[Start]
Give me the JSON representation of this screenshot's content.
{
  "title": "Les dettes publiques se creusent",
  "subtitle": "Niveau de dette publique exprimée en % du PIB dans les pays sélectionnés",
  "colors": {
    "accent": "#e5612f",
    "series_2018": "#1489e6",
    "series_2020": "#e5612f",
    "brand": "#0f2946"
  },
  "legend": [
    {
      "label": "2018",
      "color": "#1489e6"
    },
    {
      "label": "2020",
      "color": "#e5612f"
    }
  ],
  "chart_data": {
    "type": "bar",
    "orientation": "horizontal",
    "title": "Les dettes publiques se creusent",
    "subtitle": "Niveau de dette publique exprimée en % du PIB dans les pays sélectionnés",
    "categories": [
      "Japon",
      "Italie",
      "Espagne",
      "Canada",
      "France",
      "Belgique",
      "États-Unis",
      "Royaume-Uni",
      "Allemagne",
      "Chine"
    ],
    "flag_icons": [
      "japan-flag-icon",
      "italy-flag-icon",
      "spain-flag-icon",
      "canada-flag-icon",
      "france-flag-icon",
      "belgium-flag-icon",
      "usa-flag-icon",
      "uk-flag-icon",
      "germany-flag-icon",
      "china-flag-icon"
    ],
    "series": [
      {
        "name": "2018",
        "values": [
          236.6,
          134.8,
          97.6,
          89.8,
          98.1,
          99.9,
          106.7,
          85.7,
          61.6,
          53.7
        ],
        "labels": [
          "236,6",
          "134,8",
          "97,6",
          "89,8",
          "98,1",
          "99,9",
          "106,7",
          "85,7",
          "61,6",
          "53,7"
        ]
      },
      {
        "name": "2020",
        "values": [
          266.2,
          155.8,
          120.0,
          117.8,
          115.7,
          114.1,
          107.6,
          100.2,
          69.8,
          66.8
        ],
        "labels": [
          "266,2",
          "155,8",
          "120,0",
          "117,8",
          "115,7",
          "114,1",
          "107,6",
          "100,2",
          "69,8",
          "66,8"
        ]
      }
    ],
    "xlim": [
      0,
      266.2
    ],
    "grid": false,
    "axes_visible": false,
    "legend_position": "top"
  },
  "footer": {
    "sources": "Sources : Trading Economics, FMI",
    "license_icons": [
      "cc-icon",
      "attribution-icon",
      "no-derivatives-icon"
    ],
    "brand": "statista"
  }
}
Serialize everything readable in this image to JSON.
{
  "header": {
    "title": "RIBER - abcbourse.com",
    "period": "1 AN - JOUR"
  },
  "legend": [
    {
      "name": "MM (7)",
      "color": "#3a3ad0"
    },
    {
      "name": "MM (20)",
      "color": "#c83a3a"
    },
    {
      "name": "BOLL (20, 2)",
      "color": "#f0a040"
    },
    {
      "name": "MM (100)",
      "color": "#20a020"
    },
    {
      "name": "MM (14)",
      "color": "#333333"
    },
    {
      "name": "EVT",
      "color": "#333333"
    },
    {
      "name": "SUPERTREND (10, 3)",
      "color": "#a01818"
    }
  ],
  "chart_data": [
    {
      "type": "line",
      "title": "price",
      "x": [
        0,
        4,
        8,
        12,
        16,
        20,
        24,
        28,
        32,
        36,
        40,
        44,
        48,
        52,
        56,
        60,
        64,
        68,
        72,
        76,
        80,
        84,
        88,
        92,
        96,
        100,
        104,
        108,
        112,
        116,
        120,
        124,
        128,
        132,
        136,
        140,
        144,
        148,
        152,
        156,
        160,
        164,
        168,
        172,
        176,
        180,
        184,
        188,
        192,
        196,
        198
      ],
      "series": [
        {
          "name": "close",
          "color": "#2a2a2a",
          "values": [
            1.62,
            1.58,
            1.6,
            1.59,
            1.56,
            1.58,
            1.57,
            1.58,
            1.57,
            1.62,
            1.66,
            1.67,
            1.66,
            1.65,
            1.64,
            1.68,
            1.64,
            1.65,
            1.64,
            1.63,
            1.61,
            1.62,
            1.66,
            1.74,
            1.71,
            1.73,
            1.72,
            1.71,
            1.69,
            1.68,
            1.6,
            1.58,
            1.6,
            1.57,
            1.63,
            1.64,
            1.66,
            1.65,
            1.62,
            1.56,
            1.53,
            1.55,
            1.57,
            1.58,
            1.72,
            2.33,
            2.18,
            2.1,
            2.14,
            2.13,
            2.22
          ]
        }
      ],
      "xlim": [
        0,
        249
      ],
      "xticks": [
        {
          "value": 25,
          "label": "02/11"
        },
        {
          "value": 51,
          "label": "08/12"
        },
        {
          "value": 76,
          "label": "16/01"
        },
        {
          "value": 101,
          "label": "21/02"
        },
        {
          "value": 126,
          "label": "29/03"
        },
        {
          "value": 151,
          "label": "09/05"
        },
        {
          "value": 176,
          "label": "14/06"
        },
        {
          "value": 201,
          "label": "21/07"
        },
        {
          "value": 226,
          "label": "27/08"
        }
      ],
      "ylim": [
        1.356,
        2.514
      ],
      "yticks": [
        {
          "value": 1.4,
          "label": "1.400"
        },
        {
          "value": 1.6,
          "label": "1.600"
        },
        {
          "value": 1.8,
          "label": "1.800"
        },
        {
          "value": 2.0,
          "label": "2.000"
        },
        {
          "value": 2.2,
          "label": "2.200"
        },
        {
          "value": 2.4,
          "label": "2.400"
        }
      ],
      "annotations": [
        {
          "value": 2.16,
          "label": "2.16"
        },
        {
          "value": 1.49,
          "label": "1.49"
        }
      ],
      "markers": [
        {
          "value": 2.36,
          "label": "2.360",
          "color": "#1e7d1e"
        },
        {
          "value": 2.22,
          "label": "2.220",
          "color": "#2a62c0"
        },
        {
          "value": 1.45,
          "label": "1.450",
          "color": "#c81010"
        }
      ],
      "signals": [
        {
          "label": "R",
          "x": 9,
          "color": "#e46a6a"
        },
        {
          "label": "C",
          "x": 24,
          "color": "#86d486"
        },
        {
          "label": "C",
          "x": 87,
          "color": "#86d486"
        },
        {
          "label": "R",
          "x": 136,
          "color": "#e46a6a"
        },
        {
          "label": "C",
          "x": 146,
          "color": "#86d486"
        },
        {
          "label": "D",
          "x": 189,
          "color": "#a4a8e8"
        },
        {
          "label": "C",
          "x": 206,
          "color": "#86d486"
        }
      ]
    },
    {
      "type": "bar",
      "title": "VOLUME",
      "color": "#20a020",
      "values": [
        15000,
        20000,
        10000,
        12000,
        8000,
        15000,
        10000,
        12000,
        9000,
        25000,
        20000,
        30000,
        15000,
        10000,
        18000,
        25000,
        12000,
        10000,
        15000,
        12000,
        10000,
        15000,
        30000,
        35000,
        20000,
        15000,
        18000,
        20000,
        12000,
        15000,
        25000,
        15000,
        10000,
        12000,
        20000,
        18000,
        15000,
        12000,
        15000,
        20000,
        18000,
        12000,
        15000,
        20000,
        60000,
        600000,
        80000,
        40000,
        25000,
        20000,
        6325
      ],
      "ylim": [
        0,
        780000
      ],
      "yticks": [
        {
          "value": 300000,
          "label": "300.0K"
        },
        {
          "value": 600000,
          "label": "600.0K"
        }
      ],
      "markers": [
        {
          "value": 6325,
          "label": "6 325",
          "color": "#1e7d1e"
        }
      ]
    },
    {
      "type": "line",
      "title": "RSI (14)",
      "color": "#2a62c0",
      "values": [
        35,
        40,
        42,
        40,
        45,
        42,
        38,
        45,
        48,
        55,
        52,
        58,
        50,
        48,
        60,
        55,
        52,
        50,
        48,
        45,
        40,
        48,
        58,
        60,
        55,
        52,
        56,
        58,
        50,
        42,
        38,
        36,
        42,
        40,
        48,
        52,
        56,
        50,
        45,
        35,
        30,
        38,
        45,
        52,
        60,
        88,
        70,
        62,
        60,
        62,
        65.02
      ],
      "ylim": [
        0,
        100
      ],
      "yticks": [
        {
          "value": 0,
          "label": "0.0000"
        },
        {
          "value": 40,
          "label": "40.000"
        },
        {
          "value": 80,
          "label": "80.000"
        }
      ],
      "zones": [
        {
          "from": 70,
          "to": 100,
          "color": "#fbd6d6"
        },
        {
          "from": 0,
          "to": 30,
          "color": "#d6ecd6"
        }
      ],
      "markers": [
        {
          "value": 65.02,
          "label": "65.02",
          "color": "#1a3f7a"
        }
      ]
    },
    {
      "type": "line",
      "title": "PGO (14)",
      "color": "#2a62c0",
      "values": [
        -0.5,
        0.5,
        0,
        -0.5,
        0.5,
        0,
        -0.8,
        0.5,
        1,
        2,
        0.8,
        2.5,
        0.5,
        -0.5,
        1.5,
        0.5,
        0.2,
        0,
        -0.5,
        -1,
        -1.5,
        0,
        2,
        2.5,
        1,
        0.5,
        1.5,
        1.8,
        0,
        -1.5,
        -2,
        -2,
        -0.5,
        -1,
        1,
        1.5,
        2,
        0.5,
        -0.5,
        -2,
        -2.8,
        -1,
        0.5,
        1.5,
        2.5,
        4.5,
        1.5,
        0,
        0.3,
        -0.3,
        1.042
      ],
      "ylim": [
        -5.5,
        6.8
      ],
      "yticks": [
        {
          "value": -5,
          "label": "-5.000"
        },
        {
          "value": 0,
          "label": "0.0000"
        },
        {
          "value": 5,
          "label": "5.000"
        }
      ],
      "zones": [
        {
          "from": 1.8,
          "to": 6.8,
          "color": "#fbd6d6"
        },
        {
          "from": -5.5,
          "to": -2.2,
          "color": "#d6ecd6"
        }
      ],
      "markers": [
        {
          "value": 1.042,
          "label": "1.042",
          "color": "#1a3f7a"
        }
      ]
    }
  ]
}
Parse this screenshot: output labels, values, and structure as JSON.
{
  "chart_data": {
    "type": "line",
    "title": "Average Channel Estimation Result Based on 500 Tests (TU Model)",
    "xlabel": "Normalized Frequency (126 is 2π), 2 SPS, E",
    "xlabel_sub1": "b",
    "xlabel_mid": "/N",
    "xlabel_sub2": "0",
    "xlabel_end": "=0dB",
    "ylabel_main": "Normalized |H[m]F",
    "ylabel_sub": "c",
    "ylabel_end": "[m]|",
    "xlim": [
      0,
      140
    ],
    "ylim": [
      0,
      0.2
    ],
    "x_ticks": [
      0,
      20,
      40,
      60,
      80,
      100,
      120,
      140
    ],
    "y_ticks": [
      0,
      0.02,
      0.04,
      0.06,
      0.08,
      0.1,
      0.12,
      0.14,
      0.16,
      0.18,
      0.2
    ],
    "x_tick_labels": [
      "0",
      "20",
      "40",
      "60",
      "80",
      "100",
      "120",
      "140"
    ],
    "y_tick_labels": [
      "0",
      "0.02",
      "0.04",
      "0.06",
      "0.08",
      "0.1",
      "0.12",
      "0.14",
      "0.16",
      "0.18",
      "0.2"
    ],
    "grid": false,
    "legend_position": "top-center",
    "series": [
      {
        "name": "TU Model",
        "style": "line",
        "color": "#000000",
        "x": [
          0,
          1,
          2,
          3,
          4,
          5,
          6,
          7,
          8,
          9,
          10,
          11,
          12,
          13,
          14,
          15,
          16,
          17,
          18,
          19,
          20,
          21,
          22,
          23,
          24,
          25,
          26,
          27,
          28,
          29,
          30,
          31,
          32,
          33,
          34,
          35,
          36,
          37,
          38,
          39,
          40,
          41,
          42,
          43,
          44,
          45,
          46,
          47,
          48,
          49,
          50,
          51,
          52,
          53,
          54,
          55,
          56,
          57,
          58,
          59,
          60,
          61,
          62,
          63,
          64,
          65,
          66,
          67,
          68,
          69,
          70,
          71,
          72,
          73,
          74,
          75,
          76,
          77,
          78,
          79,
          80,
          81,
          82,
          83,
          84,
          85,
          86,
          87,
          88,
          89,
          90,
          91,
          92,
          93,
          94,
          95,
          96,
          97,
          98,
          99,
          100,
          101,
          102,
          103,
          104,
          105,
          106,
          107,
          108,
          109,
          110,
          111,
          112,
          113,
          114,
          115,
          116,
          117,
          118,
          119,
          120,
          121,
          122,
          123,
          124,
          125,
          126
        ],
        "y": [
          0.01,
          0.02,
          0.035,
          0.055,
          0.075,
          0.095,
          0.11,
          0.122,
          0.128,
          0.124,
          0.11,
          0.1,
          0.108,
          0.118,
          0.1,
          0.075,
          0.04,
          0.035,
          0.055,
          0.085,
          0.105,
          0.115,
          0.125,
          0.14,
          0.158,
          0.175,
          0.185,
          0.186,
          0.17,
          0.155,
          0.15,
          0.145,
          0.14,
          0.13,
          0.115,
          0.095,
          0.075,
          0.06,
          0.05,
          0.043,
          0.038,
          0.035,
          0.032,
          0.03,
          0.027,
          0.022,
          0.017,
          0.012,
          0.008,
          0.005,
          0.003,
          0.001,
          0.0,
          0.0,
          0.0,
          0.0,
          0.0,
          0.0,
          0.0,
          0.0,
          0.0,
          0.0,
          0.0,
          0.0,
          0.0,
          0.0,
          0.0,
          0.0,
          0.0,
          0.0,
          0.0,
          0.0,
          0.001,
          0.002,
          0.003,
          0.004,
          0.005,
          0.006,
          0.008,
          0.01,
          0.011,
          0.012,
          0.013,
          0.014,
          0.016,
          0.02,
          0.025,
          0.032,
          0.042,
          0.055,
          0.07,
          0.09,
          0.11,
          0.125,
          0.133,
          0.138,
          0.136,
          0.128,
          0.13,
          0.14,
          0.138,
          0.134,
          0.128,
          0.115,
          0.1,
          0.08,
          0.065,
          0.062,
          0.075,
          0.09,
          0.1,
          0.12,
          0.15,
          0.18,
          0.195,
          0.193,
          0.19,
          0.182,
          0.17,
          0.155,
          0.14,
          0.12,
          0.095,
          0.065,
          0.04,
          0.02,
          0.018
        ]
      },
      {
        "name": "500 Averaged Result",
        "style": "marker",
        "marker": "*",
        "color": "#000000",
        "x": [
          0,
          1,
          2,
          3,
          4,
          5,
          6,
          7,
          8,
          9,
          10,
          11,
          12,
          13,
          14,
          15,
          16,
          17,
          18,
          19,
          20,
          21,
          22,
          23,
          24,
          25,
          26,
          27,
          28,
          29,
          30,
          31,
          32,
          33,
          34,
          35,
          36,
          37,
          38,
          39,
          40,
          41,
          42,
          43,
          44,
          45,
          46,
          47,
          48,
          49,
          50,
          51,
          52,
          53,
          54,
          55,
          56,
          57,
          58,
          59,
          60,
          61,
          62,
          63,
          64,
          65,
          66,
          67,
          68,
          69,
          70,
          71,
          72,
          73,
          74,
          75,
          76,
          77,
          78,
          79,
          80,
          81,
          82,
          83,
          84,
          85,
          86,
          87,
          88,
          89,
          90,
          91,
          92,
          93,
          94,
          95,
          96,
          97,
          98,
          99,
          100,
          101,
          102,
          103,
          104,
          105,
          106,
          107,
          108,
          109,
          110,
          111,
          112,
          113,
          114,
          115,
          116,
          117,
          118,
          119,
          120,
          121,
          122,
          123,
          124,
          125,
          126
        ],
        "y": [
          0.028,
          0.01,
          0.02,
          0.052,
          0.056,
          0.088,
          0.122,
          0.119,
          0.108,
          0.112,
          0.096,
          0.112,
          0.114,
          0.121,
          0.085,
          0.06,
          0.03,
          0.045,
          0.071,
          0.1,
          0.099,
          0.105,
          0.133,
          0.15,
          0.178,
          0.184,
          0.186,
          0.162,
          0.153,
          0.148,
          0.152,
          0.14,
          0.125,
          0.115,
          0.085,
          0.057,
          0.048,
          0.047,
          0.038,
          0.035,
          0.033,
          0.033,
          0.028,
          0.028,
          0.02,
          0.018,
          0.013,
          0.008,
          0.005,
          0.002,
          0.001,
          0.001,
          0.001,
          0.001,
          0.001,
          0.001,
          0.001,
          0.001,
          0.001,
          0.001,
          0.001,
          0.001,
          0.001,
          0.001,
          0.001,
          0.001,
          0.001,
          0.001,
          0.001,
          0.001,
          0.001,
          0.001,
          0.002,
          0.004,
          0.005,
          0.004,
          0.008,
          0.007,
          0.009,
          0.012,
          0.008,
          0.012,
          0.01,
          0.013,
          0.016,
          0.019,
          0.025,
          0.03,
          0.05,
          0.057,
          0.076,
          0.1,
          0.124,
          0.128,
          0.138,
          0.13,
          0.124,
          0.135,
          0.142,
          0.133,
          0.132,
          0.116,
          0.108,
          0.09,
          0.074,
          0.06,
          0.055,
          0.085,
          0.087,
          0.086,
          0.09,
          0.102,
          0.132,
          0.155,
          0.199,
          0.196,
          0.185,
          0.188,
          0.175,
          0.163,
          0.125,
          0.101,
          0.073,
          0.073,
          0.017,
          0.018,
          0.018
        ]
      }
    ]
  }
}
[End]
## Brief
Collect from the data above every line that includes "this".

## Solved problem
Give me the JSON representation of this screenshot's content.
Serialize everything readable in this image to JSON.
Parse this screenshot: output labels, values, and structure as JSON.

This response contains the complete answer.